* GIVEN PROBLEM
Without the images, output each record below as it stands.

====== MATERIAL SHOWN ======

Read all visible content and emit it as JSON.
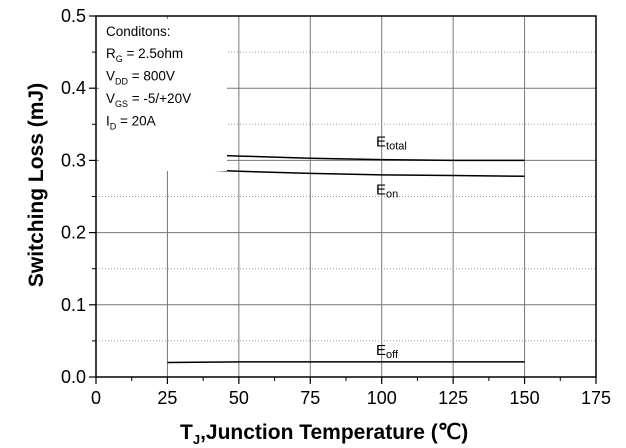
{
  "chart_data": {
    "type": "line",
    "xlabel_main": "T",
    "xlabel_sub": "J",
    "xlabel_rest": ",Junction Temperature (℃)",
    "ylabel": "Switching Loss (mJ)",
    "xlim": [
      0,
      175
    ],
    "ylim": [
      0.0,
      0.5
    ],
    "xticks": [
      0,
      25,
      50,
      75,
      100,
      125,
      150,
      175
    ],
    "xtick_labels": [
      "0",
      "25",
      "50",
      "75",
      "100",
      "125",
      "150",
      "175"
    ],
    "yticks": [
      0.0,
      0.1,
      0.2,
      0.3,
      0.4,
      0.5
    ],
    "ytick_labels": [
      "0.0",
      "0.1",
      "0.2",
      "0.3",
      "0.4",
      "0.5"
    ],
    "grid": true,
    "conditions": {
      "title": "Conditons:",
      "lines": [
        {
          "main": "R",
          "sub": "G",
          "rest": " = 2.5ohm"
        },
        {
          "main": "V",
          "sub": "DD",
          "rest": " = 800V"
        },
        {
          "main": "V",
          "sub": "GS",
          "rest": " = -5/+20V"
        },
        {
          "main": "I",
          "sub": "D",
          "rest": " = 20A"
        }
      ]
    },
    "series": [
      {
        "name_main": "E",
        "name_sub": "total",
        "x": [
          25,
          50,
          75,
          100,
          125,
          150
        ],
        "values": [
          0.31,
          0.306,
          0.303,
          0.301,
          0.3,
          0.3
        ]
      },
      {
        "name_main": "E",
        "name_sub": "on",
        "x": [
          25,
          50,
          75,
          100,
          125,
          150
        ],
        "values": [
          0.289,
          0.285,
          0.282,
          0.28,
          0.279,
          0.278
        ]
      },
      {
        "name_main": "E",
        "name_sub": "off",
        "x": [
          25,
          50,
          75,
          100,
          125,
          150
        ],
        "values": [
          0.02,
          0.021,
          0.021,
          0.021,
          0.021,
          0.021
        ]
      }
    ]
  }
}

======

* FINAL ANSWER
Read all visible content and emit it as JSON.
{
  "chart_data": {
    "type": "line",
    "xlabel_main": "T",
    "xlabel_sub": "J",
    "xlabel_rest": ",Junction Temperature (℃)",
    "ylabel": "Switching Loss (mJ)",
    "xlim": [
      0,
      175
    ],
    "ylim": [
      0.0,
      0.5
    ],
    "xticks": [
      0,
      25,
      50,
      75,
      100,
      125,
      150,
      175
    ],
    "xtick_labels": [
      "0",
      "25",
      "50",
      "75",
      "100",
      "125",
      "150",
      "175"
    ],
    "yticks": [
      0.0,
      0.1,
      0.2,
      0.3,
      0.4,
      0.5
    ],
    "ytick_labels": [
      "0.0",
      "0.1",
      "0.2",
      "0.3",
      "0.4",
      "0.5"
    ],
    "grid": true,
    "conditions": {
      "title": "Conditons:",
      "lines": [
        {
          "main": "R",
          "sub": "G",
          "rest": " = 2.5ohm"
        },
        {
          "main": "V",
          "sub": "DD",
          "rest": " = 800V"
        },
        {
          "main": "V",
          "sub": "GS",
          "rest": " = -5/+20V"
        },
        {
          "main": "I",
          "sub": "D",
          "rest": " = 20A"
        }
      ]
    },
    "series": [
      {
        "name_main": "E",
        "name_sub": "total",
        "x": [
          25,
          50,
          75,
          100,
          125,
          150
        ],
        "values": [
          0.31,
          0.306,
          0.303,
          0.301,
          0.3,
          0.3
        ]
      },
      {
        "name_main": "E",
        "name_sub": "on",
        "x": [
          25,
          50,
          75,
          100,
          125,
          150
        ],
        "values": [
          0.289,
          0.285,
          0.282,
          0.28,
          0.279,
          0.278
        ]
      },
      {
        "name_main": "E",
        "name_sub": "off",
        "x": [
          25,
          50,
          75,
          100,
          125,
          150
        ],
        "values": [
          0.02,
          0.021,
          0.021,
          0.021,
          0.021,
          0.021
        ]
      }
    ]
  }
}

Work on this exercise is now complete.